◆ LISTED RECORDS

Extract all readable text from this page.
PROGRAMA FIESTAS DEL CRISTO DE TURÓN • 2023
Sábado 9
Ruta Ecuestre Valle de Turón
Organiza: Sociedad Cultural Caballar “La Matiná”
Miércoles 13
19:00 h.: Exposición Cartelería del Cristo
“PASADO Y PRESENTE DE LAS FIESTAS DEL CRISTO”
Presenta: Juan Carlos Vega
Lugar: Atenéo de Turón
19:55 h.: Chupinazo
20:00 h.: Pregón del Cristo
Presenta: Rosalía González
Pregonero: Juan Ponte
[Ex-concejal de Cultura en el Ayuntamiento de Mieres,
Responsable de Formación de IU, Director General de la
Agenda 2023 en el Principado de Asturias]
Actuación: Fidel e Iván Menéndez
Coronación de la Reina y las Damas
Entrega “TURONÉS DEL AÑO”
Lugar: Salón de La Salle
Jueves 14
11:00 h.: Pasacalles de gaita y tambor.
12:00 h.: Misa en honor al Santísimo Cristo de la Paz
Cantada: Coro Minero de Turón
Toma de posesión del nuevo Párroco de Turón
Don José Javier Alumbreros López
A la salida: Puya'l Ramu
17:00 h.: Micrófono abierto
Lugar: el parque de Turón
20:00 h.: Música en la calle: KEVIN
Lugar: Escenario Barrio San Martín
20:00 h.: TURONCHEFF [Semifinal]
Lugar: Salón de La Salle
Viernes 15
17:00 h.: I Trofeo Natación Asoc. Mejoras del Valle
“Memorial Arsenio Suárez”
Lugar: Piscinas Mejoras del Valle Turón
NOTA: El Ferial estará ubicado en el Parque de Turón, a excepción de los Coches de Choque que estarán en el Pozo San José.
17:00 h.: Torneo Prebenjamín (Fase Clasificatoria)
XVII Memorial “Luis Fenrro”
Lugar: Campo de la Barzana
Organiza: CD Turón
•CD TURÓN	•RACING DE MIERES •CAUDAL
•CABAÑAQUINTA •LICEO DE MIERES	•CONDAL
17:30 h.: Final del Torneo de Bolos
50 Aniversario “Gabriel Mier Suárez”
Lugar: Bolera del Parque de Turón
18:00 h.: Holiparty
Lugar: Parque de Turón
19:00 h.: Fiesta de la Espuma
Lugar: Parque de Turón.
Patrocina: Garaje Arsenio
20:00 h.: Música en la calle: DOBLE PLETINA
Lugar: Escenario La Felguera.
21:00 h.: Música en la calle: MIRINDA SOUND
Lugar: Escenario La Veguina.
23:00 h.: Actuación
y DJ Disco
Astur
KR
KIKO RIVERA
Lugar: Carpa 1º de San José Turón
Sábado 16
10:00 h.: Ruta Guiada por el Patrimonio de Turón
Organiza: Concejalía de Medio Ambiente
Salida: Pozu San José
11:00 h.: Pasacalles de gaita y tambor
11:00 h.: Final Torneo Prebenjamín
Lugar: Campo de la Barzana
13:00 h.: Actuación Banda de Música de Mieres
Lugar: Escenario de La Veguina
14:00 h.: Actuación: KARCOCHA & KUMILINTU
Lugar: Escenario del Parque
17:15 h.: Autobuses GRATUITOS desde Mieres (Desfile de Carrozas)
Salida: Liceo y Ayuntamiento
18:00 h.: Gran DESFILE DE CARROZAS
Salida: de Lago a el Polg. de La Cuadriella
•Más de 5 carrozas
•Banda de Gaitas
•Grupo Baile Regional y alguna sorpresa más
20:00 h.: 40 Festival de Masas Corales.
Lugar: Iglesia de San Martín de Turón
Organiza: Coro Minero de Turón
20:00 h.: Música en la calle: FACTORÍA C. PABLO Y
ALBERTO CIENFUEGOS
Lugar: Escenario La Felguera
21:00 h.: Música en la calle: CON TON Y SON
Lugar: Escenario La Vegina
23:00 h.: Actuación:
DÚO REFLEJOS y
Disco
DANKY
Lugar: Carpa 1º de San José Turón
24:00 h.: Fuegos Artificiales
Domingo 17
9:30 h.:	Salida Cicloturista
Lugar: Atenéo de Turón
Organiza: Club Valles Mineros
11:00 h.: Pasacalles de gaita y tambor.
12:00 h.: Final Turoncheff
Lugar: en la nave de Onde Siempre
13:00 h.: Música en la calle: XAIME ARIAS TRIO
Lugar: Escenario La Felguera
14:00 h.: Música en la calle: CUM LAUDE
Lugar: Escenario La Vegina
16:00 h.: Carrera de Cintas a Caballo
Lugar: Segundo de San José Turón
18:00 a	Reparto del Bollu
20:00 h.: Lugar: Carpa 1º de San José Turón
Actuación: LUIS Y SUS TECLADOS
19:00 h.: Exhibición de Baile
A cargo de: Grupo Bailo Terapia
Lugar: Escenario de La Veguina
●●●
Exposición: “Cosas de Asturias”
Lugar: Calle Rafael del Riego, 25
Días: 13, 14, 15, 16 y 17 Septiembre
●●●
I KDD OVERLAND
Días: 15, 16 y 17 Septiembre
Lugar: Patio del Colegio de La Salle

◆ CHALLENGE
Reproduce the material above exactly; please quote every line of it.

◆ RESULT
Extract all readable text from this page.
PROGRAMA FIESTAS DEL CRISTO DE TURÓN • 2023
Sábado 9
Ruta Ecuestre Valle de Turón
Organiza: Sociedad Cultural Caballar “La Matiná”
Miércoles 13
19:00 h.: Exposición Cartelería del Cristo
“PASADO Y PRESENTE DE LAS FIESTAS DEL CRISTO”
Presenta: Juan Carlos Vega
Lugar: Atenéo de Turón
19:55 h.: Chupinazo
20:00 h.: Pregón del Cristo
Presenta: Rosalía González
Pregonero: Juan Ponte
[Ex-concejal de Cultura en el Ayuntamiento de Mieres,
Responsable de Formación de IU, Director General de la
Agenda 2023 en el Principado de Asturias]
Actuación: Fidel e Iván Menéndez
Coronación de la Reina y las Damas
Entrega “TURONÉS DEL AÑO”
Lugar: Salón de La Salle
Jueves 14
11:00 h.: Pasacalles de gaita y tambor.
12:00 h.: Misa en honor al Santísimo Cristo de la Paz
Cantada: Coro Minero de Turón
Toma de posesión del nuevo Párroco de Turón
Don José Javier Alumbreros López
A la salida: Puya'l Ramu
17:00 h.: Micrófono abierto
Lugar: el parque de Turón
20:00 h.: Música en la calle: KEVIN
Lugar: Escenario Barrio San Martín
20:00 h.: TURONCHEFF [Semifinal]
Lugar: Salón de La Salle
Viernes 15
17:00 h.: I Trofeo Natación Asoc. Mejoras del Valle
“Memorial Arsenio Suárez”
Lugar: Piscinas Mejoras del Valle Turón
NOTA: El Ferial estará ubicado en el Parque de Turón, a excepción de los Coches de Choque que estarán en el Pozo San José.
17:00 h.: Torneo Prebenjamín (Fase Clasificatoria)
XVII Memorial “Luis Fenrro”
Lugar: Campo de la Barzana
Organiza: CD Turón
•CD TURÓN	•RACING DE MIERES •CAUDAL
•CABAÑAQUINTA •LICEO DE MIERES	•CONDAL
17:30 h.: Final del Torneo de Bolos
50 Aniversario “Gabriel Mier Suárez”
Lugar: Bolera del Parque de Turón
18:00 h.: Holiparty
Lugar: Parque de Turón
19:00 h.: Fiesta de la Espuma
Lugar: Parque de Turón.
Patrocina: Garaje Arsenio
20:00 h.: Música en la calle: DOBLE PLETINA
Lugar: Escenario La Felguera.
21:00 h.: Música en la calle: MIRINDA SOUND
Lugar: Escenario La Veguina.
23:00 h.: Actuación
y DJ Disco
Astur
KR
KIKO RIVERA
Lugar: Carpa 1º de San José Turón
Sábado 16
10:00 h.: Ruta Guiada por el Patrimonio de Turón
Organiza: Concejalía de Medio Ambiente
Salida: Pozu San José
11:00 h.: Pasacalles de gaita y tambor
11:00 h.: Final Torneo Prebenjamín
Lugar: Campo de la Barzana
13:00 h.: Actuación Banda de Música de Mieres
Lugar: Escenario de La Veguina
14:00 h.: Actuación: KARCOCHA & KUMILINTU
Lugar: Escenario del Parque
17:15 h.: Autobuses GRATUITOS desde Mieres (Desfile de Carrozas)
Salida: Liceo y Ayuntamiento
18:00 h.: Gran DESFILE DE CARROZAS
Salida: de Lago a el Polg. de La Cuadriella
•Más de 5 carrozas
•Banda de Gaitas
•Grupo Baile Regional y alguna sorpresa más
20:00 h.: 40 Festival de Masas Corales.
Lugar: Iglesia de San Martín de Turón
Organiza: Coro Minero de Turón
20:00 h.: Música en la calle: FACTORÍA C. PABLO Y
ALBERTO CIENFUEGOS
Lugar: Escenario La Felguera
21:00 h.: Música en la calle: CON TON Y SON
Lugar: Escenario La Vegina
23:00 h.: Actuación:
DÚO REFLEJOS y
Disco
DANKY
Lugar: Carpa 1º de San José Turón
24:00 h.: Fuegos Artificiales
Domingo 17
9:30 h.:	Salida Cicloturista
Lugar: Atenéo de Turón
Organiza: Club Valles Mineros
11:00 h.: Pasacalles de gaita y tambor.
12:00 h.: Final Turoncheff
Lugar: en la nave de Onde Siempre
13:00 h.: Música en la calle: XAIME ARIAS TRIO
Lugar: Escenario La Felguera
14:00 h.: Música en la calle: CUM LAUDE
Lugar: Escenario La Vegina
16:00 h.: Carrera de Cintas a Caballo
Lugar: Segundo de San José Turón
18:00 a	Reparto del Bollu
20:00 h.: Lugar: Carpa 1º de San José Turón
Actuación: LUIS Y SUS TECLADOS
19:00 h.: Exhibición de Baile
A cargo de: Grupo Bailo Terapia
Lugar: Escenario de La Veguina
●●●
Exposición: “Cosas de Asturias”
Lugar: Calle Rafael del Riego, 25
Días: 13, 14, 15, 16 y 17 Septiembre
●●●
I KDD OVERLAND
Días: 15, 16 y 17 Septiembre
Lugar: Patio del Colegio de La Salle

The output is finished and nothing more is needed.